**SOURCE PASSAGE**.
---

No, this has nothing to do with the registration limit. For some reason, the 
system is refusing to create a thread - i.e., it is pthread_create that is 
failing. I have no idea what would be causing that to happen.

Try setting it to unlimited and see if it allows the thread to start, I guess.


On Aug 12, 2013, at 2:20 PM, Gus Correa <g...@ldeo.columbia.edu> wrote:

> Hi Ralph, all
> 
> I include more information below,
> after turning on btl_openib_verbose 30.
> As you can see, OMPI tries, and fails, to load openib.
> 
> Last week I reduced the memlock limit from unlimited
> to ~12GB, as part of a general attempt to reign on memory
> use/abuse by jobs sharing a node.
> No parallel job ran until today, when the problem showed up.
> Could the memlock limit be the root of the problem?
> 
> The OMPI FAQ says the memlock limit
> should be a "large number (or better yet, unlimited)":
> 
> http://www.open-mpi.org/faq/?category=openfabrics#ib-locked-pages
> 
> The next two FAQ kind of indicate that
> it should be set to "unlimited", but don't say it clearly:
> 
> http://www.open-mpi.org/faq/?category=openfabrics#ib-locked-pages-user
> http://www.open-mpi.org/faq/?category=openfabrics#ib-locked-pages-more
> 
> QUESTION:
> Is "unlimited" a must, or is there any (magic) "large number"
> that would be OK for openib?
> 
> I thought a 12GB memlock limit would be OK, but maybe it is not.
> The nodes have 64GB RAM.

---

**GIVEN PROBLEM A**. In the Open MPI memlock thread above, condense the paragraph that begins "Last week I reduced the memlock limit" into a short bulleted list that keeps its main facts.
**GIVEN PROBLEM B**. According to the Open MPI memlock thread, why does Gus suspect the memlock limit of causing the openib failure?
**GIVEN PROBLEM C**. Carry on the Open MPI memlock thread from the point where it ends.

Element and coordinate records
---

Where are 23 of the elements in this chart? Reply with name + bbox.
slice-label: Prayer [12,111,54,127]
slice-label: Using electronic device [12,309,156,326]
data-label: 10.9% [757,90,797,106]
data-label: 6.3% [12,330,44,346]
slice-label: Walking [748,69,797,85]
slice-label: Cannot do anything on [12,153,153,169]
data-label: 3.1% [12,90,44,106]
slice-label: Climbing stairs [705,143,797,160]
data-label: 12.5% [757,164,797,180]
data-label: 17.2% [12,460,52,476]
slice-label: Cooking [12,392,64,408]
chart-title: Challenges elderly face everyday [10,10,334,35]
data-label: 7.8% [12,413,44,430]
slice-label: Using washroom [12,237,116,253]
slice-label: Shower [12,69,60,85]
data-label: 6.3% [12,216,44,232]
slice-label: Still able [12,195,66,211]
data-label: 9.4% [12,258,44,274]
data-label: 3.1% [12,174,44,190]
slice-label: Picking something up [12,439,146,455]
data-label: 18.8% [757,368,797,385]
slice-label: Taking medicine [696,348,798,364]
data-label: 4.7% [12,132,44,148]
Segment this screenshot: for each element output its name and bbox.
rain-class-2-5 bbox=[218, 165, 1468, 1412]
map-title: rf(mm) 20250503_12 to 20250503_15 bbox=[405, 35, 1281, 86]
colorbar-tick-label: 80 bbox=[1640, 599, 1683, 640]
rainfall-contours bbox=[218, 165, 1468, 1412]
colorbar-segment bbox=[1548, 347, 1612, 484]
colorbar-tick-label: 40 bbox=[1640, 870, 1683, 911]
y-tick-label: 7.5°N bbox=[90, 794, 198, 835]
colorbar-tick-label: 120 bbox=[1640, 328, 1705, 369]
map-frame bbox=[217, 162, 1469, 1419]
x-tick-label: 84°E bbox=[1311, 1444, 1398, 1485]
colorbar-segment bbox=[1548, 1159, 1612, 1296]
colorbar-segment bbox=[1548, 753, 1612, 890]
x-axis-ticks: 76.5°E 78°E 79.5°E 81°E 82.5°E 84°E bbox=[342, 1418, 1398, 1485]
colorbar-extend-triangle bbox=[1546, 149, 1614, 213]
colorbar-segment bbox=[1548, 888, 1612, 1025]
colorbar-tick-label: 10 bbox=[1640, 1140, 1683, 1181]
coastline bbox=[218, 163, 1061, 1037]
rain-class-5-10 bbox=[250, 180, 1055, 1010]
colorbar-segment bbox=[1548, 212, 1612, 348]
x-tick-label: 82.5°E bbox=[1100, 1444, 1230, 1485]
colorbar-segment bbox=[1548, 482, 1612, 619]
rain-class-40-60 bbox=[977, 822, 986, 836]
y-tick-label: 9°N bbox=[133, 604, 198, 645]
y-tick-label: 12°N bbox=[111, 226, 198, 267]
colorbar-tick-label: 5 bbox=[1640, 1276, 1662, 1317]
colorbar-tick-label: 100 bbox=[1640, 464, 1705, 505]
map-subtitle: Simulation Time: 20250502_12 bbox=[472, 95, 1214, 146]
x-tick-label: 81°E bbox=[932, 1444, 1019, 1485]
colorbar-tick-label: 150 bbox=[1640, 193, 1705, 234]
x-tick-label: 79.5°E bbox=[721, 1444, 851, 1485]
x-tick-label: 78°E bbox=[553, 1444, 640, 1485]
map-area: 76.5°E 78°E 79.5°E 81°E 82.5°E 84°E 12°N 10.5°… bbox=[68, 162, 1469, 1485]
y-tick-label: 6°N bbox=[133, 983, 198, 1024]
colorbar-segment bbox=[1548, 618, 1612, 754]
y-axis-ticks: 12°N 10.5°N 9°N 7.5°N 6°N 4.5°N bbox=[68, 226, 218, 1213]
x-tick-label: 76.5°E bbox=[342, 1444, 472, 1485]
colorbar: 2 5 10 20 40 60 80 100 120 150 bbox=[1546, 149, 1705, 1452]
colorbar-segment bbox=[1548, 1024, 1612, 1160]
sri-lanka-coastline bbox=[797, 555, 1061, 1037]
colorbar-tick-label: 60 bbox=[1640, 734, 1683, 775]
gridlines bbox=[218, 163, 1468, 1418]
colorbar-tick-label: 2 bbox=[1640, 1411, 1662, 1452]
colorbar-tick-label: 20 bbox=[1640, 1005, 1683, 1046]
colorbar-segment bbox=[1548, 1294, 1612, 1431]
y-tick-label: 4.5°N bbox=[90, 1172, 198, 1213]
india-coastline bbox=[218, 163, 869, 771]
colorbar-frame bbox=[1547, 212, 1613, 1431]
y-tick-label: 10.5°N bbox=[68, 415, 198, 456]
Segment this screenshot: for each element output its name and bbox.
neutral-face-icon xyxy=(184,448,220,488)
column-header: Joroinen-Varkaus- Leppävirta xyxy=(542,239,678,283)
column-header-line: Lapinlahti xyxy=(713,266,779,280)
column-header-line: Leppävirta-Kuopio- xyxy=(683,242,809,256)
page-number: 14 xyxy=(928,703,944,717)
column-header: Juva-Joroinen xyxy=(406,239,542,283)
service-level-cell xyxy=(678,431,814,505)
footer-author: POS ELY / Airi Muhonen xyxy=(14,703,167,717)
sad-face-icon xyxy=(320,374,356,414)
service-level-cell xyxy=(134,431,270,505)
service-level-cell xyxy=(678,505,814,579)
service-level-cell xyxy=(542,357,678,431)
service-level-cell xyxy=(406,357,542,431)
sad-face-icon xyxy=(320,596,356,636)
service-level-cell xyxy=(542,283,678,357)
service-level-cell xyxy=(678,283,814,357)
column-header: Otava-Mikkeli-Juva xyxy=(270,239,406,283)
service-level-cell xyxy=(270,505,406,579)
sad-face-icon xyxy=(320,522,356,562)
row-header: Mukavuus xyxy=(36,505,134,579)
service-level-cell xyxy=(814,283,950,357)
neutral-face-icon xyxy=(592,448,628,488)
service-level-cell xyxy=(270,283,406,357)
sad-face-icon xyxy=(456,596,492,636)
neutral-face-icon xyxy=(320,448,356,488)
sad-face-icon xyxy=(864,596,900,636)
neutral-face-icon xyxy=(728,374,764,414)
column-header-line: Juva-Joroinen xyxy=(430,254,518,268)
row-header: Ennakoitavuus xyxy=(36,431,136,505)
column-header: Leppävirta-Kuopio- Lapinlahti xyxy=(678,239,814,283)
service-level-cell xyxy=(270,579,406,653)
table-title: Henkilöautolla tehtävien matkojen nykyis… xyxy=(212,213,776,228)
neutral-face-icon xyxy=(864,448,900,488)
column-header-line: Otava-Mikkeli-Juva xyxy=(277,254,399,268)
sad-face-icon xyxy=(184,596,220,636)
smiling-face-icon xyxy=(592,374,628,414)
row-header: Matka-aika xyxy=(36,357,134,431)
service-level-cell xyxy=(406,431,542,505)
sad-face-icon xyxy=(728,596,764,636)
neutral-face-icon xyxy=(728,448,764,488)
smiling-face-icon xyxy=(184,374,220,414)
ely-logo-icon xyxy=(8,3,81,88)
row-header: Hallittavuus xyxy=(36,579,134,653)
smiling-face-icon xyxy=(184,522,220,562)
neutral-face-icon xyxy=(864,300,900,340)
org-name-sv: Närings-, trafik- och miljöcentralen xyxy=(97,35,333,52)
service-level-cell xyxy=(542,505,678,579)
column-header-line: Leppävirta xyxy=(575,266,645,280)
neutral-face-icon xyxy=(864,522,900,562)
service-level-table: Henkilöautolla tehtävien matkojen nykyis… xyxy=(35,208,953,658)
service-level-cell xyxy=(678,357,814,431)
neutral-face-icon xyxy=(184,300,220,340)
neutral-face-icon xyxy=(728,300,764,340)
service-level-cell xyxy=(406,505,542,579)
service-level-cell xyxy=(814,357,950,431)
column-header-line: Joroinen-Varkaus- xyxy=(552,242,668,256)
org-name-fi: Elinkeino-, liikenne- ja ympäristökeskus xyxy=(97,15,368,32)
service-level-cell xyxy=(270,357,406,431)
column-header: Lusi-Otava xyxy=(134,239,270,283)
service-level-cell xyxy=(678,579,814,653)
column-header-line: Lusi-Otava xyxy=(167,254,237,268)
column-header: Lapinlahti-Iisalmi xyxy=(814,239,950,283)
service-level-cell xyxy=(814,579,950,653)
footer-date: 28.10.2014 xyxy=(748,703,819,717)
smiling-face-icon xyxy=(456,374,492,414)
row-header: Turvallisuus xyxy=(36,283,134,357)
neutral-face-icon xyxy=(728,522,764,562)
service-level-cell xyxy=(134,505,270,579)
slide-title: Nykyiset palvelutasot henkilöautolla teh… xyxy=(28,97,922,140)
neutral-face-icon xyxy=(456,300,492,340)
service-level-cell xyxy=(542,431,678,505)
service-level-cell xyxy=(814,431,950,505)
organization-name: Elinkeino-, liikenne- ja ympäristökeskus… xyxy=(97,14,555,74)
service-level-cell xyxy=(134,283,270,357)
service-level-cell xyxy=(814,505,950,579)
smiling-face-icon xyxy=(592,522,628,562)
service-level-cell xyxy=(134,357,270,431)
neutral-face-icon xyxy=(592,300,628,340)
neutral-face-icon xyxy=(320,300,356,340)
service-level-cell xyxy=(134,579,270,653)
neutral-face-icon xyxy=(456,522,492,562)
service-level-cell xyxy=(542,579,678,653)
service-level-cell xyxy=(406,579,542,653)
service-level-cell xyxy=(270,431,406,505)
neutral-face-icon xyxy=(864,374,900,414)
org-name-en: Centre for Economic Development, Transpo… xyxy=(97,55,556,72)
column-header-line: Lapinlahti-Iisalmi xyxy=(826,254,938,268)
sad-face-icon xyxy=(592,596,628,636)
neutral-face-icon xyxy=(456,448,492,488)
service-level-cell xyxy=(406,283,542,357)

---

**TASK RESULT A**.
- Last week the memlock limit was lowered from unlimited to about 12GB.
- The change was meant to control memory use by jobs sharing a node.
- No parallel job ran between the change and today, when the problem appeared.
- The writer asks whether the memlock limit could be the cause.

**TASK RESULT B**. Gus had lowered the memlock limit from unlimited to about 12GB the week before. No parallel job ran after that change until the day the problem appeared. The Open MPI FAQ also says the limit should be a large number or, better, unlimited.

**TASK RESULT C**.
> 
> Thank you,
> Gus Correa
> 
> *************************************************\
> [node15.cluster][[8097,1],0][../../../../../ompi/mca/btl/openib/btl_openib_component.c:562:start_async_event_thread]
>  Failed to create async event thread
> [node15.cluster][[8097,1],1][../../../../../ompi/mca/btl/openib/btl_openib_component.c:562:start_async_event_thread]
>  Failed to create async event thread
> [node15.cluster][[8097,1],4][../../../../../ompi/mca/btl/openib/btl_openib_component.c:562:start_async_event_thread]
>  Failed to create async event thread
> [node15.cluster][[8097,1],3][../../../../../ompi/mca/btl/openib/btl_openib_component.c:562:start_async_event_thread]
>  Failed to create async event thread
> [node15.cluster][[8097,1],2][../../../../../ompi/mca/btl/openib/btl_openib_component.c:562:start_async_event_thread]
>  Failed to create async event thread
> --------------------------------------------------------------------------
> WARNING: There was an error initializing an OpenFabrics device.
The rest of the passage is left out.